RECORDS FOR THE TASK:
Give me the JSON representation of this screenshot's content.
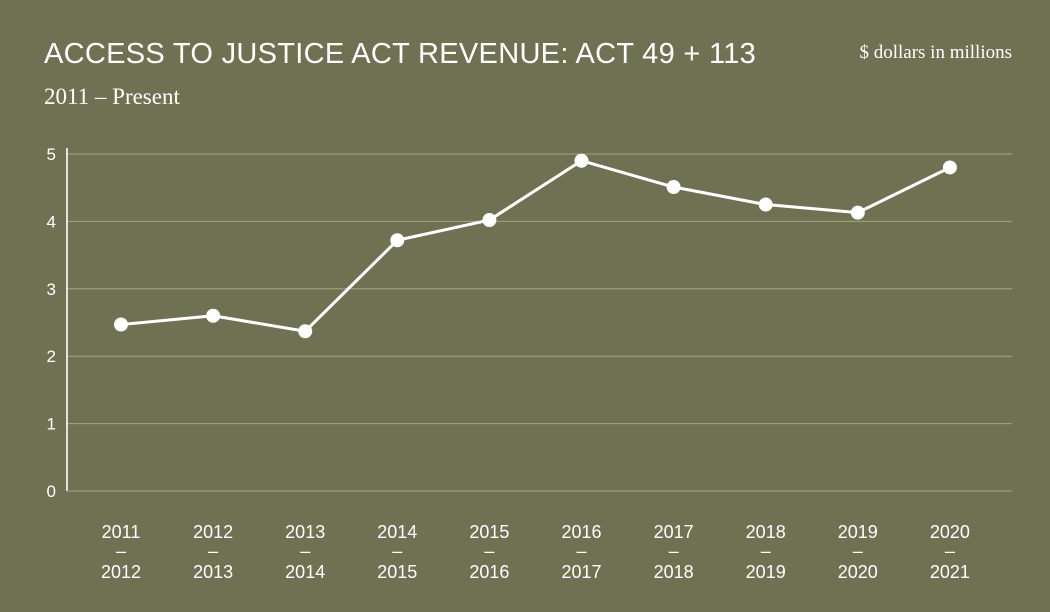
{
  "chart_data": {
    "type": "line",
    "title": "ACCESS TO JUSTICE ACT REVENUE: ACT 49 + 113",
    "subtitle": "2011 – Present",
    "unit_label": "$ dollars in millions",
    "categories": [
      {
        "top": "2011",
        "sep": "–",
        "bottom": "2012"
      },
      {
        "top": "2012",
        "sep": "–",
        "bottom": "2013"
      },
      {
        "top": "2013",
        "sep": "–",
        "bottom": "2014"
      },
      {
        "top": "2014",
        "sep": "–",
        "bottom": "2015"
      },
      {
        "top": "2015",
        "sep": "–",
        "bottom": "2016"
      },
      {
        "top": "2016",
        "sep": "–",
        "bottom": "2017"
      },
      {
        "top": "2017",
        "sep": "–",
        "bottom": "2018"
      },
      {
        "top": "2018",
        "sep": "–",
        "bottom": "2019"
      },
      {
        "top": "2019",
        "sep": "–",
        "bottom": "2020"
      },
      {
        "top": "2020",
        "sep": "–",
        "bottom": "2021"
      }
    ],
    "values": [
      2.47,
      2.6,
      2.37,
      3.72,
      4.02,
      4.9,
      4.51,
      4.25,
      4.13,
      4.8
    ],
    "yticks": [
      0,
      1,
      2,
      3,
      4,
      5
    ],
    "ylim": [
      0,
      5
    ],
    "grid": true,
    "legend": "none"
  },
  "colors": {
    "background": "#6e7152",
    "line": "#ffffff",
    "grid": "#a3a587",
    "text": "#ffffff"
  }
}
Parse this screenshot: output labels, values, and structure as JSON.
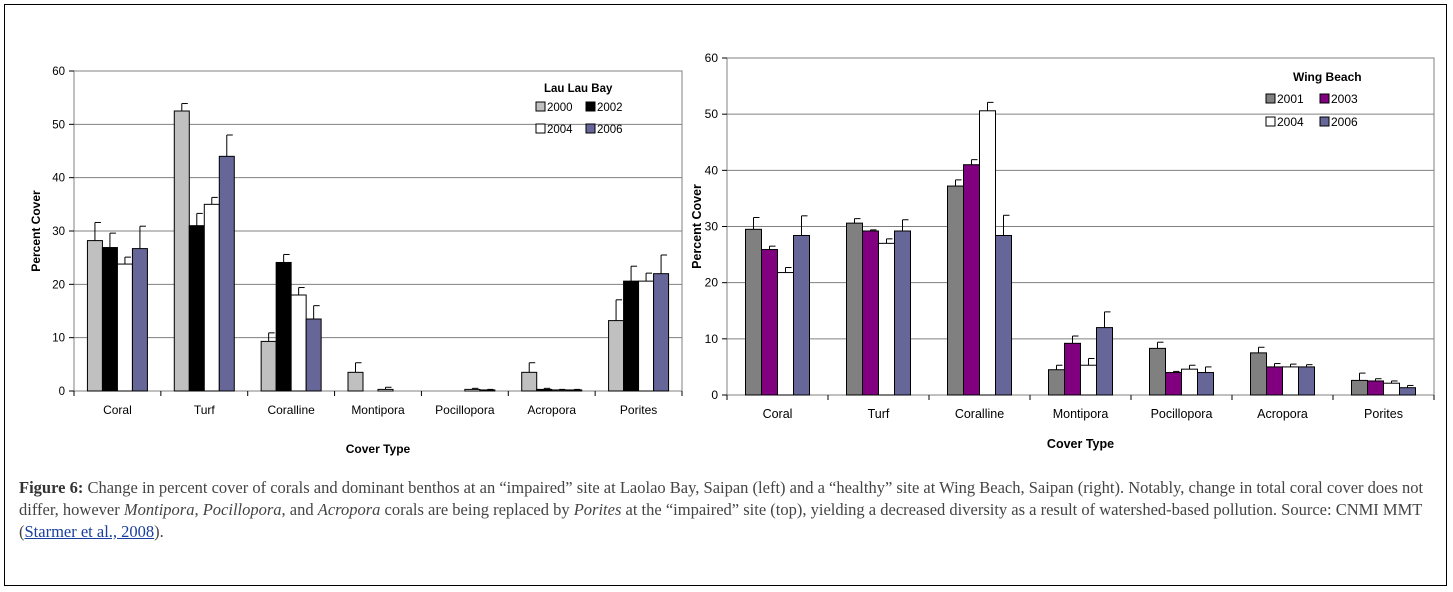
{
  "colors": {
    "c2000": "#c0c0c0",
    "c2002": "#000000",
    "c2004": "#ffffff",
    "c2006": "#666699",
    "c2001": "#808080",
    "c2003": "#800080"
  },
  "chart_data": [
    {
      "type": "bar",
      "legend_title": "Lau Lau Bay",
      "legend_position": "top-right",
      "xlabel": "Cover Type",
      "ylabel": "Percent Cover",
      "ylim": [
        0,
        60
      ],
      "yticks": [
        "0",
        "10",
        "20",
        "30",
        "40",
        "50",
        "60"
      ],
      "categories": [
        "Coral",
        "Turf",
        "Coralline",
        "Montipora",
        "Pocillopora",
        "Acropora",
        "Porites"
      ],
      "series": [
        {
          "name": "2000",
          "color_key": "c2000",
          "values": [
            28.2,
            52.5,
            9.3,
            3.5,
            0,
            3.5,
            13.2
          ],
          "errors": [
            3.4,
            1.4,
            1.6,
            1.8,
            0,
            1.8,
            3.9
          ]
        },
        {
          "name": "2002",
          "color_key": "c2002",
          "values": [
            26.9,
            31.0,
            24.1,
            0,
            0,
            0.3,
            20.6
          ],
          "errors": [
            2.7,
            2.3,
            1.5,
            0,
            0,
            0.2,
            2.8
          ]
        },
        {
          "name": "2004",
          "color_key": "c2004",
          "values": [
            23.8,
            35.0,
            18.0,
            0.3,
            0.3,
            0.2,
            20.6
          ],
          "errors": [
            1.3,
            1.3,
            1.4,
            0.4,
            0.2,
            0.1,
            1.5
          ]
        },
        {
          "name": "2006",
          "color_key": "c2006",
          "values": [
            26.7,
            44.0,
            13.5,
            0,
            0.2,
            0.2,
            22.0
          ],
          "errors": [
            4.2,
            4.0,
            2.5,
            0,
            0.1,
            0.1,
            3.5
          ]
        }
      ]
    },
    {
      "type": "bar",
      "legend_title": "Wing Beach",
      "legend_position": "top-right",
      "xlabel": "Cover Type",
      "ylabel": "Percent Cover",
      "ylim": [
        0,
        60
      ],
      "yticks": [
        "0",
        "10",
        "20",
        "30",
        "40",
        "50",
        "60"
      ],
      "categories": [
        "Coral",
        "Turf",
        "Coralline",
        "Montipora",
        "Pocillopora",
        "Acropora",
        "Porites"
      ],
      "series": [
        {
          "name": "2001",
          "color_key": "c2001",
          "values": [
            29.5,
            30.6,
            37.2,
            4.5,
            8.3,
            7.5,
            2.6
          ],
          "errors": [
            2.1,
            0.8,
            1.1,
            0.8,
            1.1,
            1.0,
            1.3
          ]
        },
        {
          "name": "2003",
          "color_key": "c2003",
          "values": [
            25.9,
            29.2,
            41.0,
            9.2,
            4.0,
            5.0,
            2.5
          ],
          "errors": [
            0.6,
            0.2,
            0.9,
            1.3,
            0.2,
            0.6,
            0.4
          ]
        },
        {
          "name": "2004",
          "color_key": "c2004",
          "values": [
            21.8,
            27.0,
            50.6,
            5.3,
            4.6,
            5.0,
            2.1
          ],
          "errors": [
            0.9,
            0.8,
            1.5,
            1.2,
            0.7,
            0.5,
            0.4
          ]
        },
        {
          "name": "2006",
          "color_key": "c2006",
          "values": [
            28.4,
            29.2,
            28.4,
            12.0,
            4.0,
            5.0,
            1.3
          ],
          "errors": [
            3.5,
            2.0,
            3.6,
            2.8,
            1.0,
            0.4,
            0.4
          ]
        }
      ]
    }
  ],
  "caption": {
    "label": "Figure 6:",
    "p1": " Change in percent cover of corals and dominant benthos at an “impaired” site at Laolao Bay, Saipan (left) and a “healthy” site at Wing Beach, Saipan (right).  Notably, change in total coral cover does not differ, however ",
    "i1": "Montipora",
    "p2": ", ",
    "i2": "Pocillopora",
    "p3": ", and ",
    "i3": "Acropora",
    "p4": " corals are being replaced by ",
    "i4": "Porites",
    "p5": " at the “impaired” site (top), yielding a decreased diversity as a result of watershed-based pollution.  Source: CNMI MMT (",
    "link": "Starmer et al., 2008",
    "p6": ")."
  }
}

YOUR INSTRUCTIONS: Pull every line containing the word "bottom" out of the material and copy it.

COMPLETE RESPONSE:
        "bottom": "2012"
        "bottom": "2013"
        "bottom": "2014"
        "bottom": "2015"
        "bottom": "2016"
        "bottom": "2017"
        "bottom": "2018"
        "bottom": "2019"
        "bottom": "2020"
        "bottom": "2021"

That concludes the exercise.